Task prompt: Work through the material below line by line and say how many lines include the word "易纬是类谋". Only the number, please.

Given records:
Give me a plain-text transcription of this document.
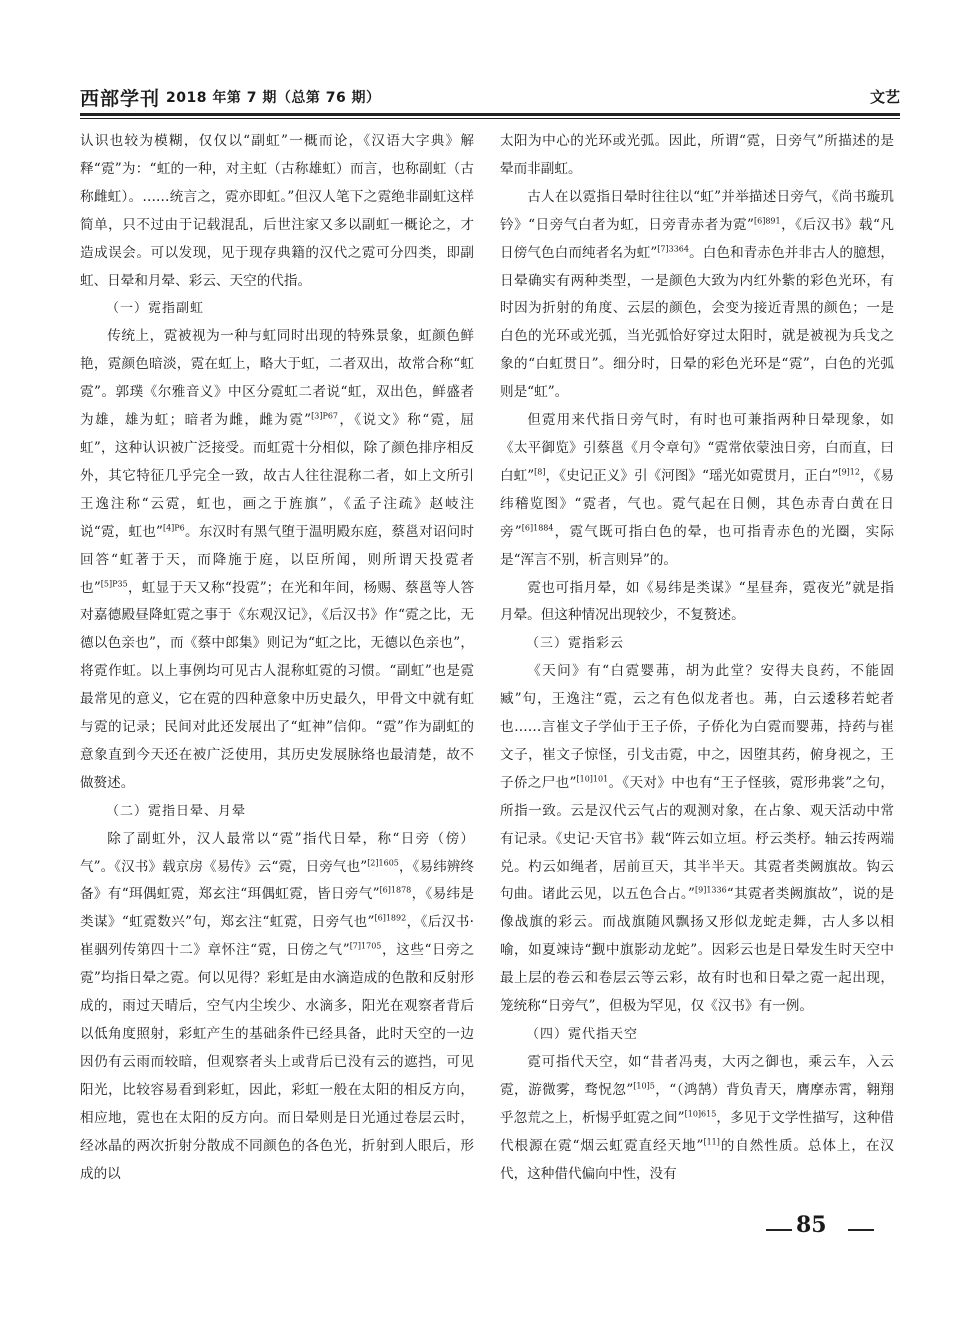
西部学刊 2018 年第 7 期（总第 76 期）	文艺

认识也较为模糊，仅仅以“副虹”一概而论，《汉语大字典》解释“霓”为：“虹的一种，对主虹（古称雄虹）而言，也称副虹（古称雌虹）。……统言之，霓亦即虹。”但汉人笔下之霓绝非副虹这样简单，只不过由于记载混乱，后世注家又多以副虹一概论之，才造成误会。可以发现，见于现存典籍的汉代之霓可分四类，即副虹、日晕和月晕、彩云、天空的代指。

（一）霓指副虹

传统上，霓被视为一种与虹同时出现的特殊景象，虹颜色鲜艳，霓颜色暗淡，霓在虹上，略大于虹，二者双出，故常合称“虹霓”。郭璞《尔雅音义》中区分霓虹二者说“虹，双出色，鲜盛者为雄，雄为虹；暗者为雌，雌为霓”$^{[3]P67}$，《说文》称“霓，屈虹”，这种认识被广泛接受。而虹霓十分相似，除了颜色排序相反外，其它特征几乎完全一致，故古人往往混称二者，如上文所引王逸注称“云霓，虹也，画之于旌旗”，《孟子注疏》赵岐注说“霓，虹也”$^{[4]P6}$。东汉时有黑气堕于温明殿东庭，蔡邕对诏问时回答“虹著于天，而降施于庭，以臣所闻，则所谓天投霓者也”$^{[5]P35}$，虹显于天又称“投霓”；在光和年间，杨赐、蔡邕等人答对嘉德殿昼降虹霓之事于《东观汉记》，《后汉书》作“霓之比，无德以色亲也”，而《蔡中郎集》则记为“虹之比，无德以色亲也”，将霓作虹。以上事例均可见古人混称虹霓的习惯。“副虹”也是霓最常见的意义，它在霓的四种意象中历史最久，甲骨文中就有虹与霓的记录；民间对此还发展出了“虹神”信仰。“霓”作为副虹的意象直到今天还在被广泛使用，其历史发展脉络也最清楚，故不做赘述。

（二）霓指日晕、月晕

除了副虹外，汉人最常以“霓”指代日晕，称“日旁（傍）气”。《汉书》载京房《易传》云“霓，日旁气也”$^{[2]1605}$，《易纬辨终备》有“珥偶虹霓，郑玄注“珥偶虹霓，皆日旁气”$^{[6]1878}$，《易纬是类谋》“虹霓数兴”句，郑玄注“虹霓，日旁气也”$^{[6]1892}$，《后汉书·崔骃列传第四十二》章怀注“霓，日傍之气”$^{[7]1705}$，这些“日旁之霓”均指日晕之霓。何以见得？彩虹是由水滴造成的色散和反射形成的，雨过天晴后，空气内尘埃少、水滴多，阳光在观察者背后以低角度照射，彩虹产生的基础条件已经具备，此时天空的一边因仍有云雨而较暗，但观察者头上或背后已没有云的遮挡，可见阳光，比较容易看到彩虹，因此，彩虹一般在太阳的相反方向，相应地，霓也在太阳的反方向。而日晕则是日光通过卷层云时，经冰晶的两次折射分散成不同颜色的各色光，折射到人眼后，形成的以

太阳为中心的光环或光弧。因此，所谓“霓，日旁气”所描述的是晕而非副虹。

古人在以霓指日晕时往往以“虹”并举描述日旁气，《尚书璇玑钤》“日旁气白者为虹，日旁青赤者为霓”$^{[6]891}$，《后汉书》载“凡日傍气色白而纯者名为虹”$^{[7]3364}$。白色和青赤色并非古人的臆想，日晕确实有两种类型，一是颜色大致为内红外紫的彩色光环，有时因为折射的角度、云层的颜色，会变为接近青黑的颜色；一是白色的光环或光弧，当光弧恰好穿过太阳时，就是被视为兵戈之象的“白虹贯日”。细分时，日晕的彩色光环是“霓”，白色的光弧则是“虹”。

但霓用来代指日旁气时，有时也可兼指两种日晕现象，如《太平御览》引蔡邕《月令章句》“霓常依蒙浊日旁，白而直，曰白虹”[8]，《史记正义》引《河图》“瑶光如霓贯月，正白”$^{[9]12}$，《易纬稽览图》“霓者，气也。霓气起在日侧，其色赤青白黄在日旁”$^{[6]1884}$，霓气既可指白色的晕，也可指青赤色的光圈，实际是“浑言不别，析言则异”的。

霓也可指月晕，如《易纬是类谋》“星昼奔，霓夜光”就是指月晕。但这种情况出现较少，不复赘述。

（三）霓指彩云

《天问》有“白霓婴茀，胡为此堂？安得夫良药，不能固臧”句，王逸注“霓，云之有色似龙者也。茀，白云逶移若蛇者也……言崔文子学仙于王子侨，子侨化为白霓而婴茀，持药与崔文子，崔文子惊怪，引戈击霓，中之，因堕其药，俯身视之，王子侨之尸也”$^{[10]101}$。《天对》中也有“王子怪骇，霓形弗裳”之句，所指一致。云是汉代云气占的观测对象，在占象、观天活动中常有记录。《史记·天官书》载“阵云如立垣。杼云类杼。轴云抟两端兑。杓云如绳者，居前亘天，其半半天。其霓者类阙旗故。钩云句曲。诸此云见，以五色合占。”$^{[9]1336}$“其霓者类阙旗故”，说的是像战旗的彩云。而战旗随风飘扬又形似龙蛇走舞，古人多以相喻，如夏竦诗“觐中旗影动龙蛇”。因彩云也是日晕发生时天空中最上层的卷云和卷层云等云彩，故有时也和日晕之霓一起出现，笼统称“日旁气”，但极为罕见，仅《汉书》有一例。

（四）霓代指天空

霓可指代天空，如“昔者冯夷，大丙之御也，乘云车，入云霓，游微雾，骛怳忽”$^{[10]5}$，“（鸿鹄）背负青天，膺摩赤霄，翱翔乎忽荒之上，析惕乎虹霓之间”$^{[10]615}$，多见于文学性描写，这种借代根源在霓“烟云虹霓直经天地”[11]的自然性质。总体上，在汉代，这种借代偏向中性，没有

85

Completed task: 2